— Start Task material —

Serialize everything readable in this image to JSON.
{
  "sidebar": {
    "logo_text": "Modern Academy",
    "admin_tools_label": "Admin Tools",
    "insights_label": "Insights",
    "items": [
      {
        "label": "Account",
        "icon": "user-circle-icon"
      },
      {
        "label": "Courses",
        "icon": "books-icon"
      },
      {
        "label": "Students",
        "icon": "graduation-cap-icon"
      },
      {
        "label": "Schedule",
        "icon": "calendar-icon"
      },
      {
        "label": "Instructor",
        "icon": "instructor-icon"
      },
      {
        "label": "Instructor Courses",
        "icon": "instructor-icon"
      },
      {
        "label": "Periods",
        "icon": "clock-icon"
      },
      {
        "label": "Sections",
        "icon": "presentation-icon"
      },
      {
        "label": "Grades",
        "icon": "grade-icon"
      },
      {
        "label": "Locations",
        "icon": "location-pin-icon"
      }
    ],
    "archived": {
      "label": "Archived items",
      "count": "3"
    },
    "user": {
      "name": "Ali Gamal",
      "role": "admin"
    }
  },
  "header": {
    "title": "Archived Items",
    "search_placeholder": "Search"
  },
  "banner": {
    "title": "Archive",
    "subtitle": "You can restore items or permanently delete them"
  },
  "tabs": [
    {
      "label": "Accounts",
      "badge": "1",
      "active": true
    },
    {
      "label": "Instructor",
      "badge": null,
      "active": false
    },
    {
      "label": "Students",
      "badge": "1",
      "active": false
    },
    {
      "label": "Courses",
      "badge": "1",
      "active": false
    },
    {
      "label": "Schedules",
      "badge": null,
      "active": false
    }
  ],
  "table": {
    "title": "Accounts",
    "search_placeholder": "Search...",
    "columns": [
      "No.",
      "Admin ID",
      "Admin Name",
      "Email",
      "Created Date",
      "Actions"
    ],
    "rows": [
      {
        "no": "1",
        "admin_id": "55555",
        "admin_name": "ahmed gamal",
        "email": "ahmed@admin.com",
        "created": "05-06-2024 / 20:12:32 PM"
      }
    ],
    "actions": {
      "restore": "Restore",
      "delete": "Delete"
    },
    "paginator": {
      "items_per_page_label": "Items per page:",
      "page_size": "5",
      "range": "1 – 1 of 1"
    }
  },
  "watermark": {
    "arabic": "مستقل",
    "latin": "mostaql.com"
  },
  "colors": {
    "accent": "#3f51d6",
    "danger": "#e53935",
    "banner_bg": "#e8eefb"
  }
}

— End Task material —

Short exercise>
Each record above should be returned exactly as it appears.

Result for this exercise>
Serialize everything readable in this image to JSON.
{
  "sidebar": {
    "logo_text": "Modern Academy",
    "admin_tools_label": "Admin Tools",
    "insights_label": "Insights",
    "items": [
      {
        "label": "Account",
        "icon": "user-circle-icon"
      },
      {
        "label": "Courses",
        "icon": "books-icon"
      },
      {
        "label": "Students",
        "icon": "graduation-cap-icon"
      },
      {
        "label": "Schedule",
        "icon": "calendar-icon"
      },
      {
        "label": "Instructor",
        "icon": "instructor-icon"
      },
      {
        "label": "Instructor Courses",
        "icon": "instructor-icon"
      },
      {
        "label": "Periods",
        "icon": "clock-icon"
      },
      {
        "label": "Sections",
        "icon": "presentation-icon"
      },
      {
        "label": "Grades",
        "icon": "grade-icon"
      },
      {
        "label": "Locations",
        "icon": "location-pin-icon"
      }
    ],
    "archived": {
      "label": "Archived items",
      "count": "3"
    },
    "user": {
      "name": "Ali Gamal",
      "role": "admin"
    }
  },
  "header": {
    "title": "Archived Items",
    "search_placeholder": "Search"
  },
  "banner": {
    "title": "Archive",
    "subtitle": "You can restore items or permanently delete them"
  },
  "tabs": [
    {
      "label": "Accounts",
      "badge": "1",
      "active": true
    },
    {
      "label": "Instructor",
      "badge": null,
      "active": false
    },
    {
      "label": "Students",
      "badge": "1",
      "active": false
    },
    {
      "label": "Courses",
      "badge": "1",
      "active": false
    },
    {
      "label": "Schedules",
      "badge": null,
      "active": false
    }
  ],
  "table": {
    "title": "Accounts",
    "search_placeholder": "Search...",
    "columns": [
      "No.",
      "Admin ID",
      "Admin Name",
      "Email",
      "Created Date",
      "Actions"
    ],
    "rows": [
      {
        "no": "1",
        "admin_id": "55555",
        "admin_name": "ahmed gamal",
        "email": "ahmed@admin.com",
        "created": "05-06-2024 / 20:12:32 PM"
      }
    ],
    "actions": {
      "restore": "Restore",
      "delete": "Delete"
    },
    "paginator": {
      "items_per_page_label": "Items per page:",
      "page_size": "5",
      "range": "1 – 1 of 1"
    }
  },
  "watermark": {
    "arabic": "مستقل",
    "latin": "mostaql.com"
  },
  "colors": {
    "accent": "#3f51d6",
    "danger": "#e53935",
    "banner_bg": "#e8eefb"
  }
}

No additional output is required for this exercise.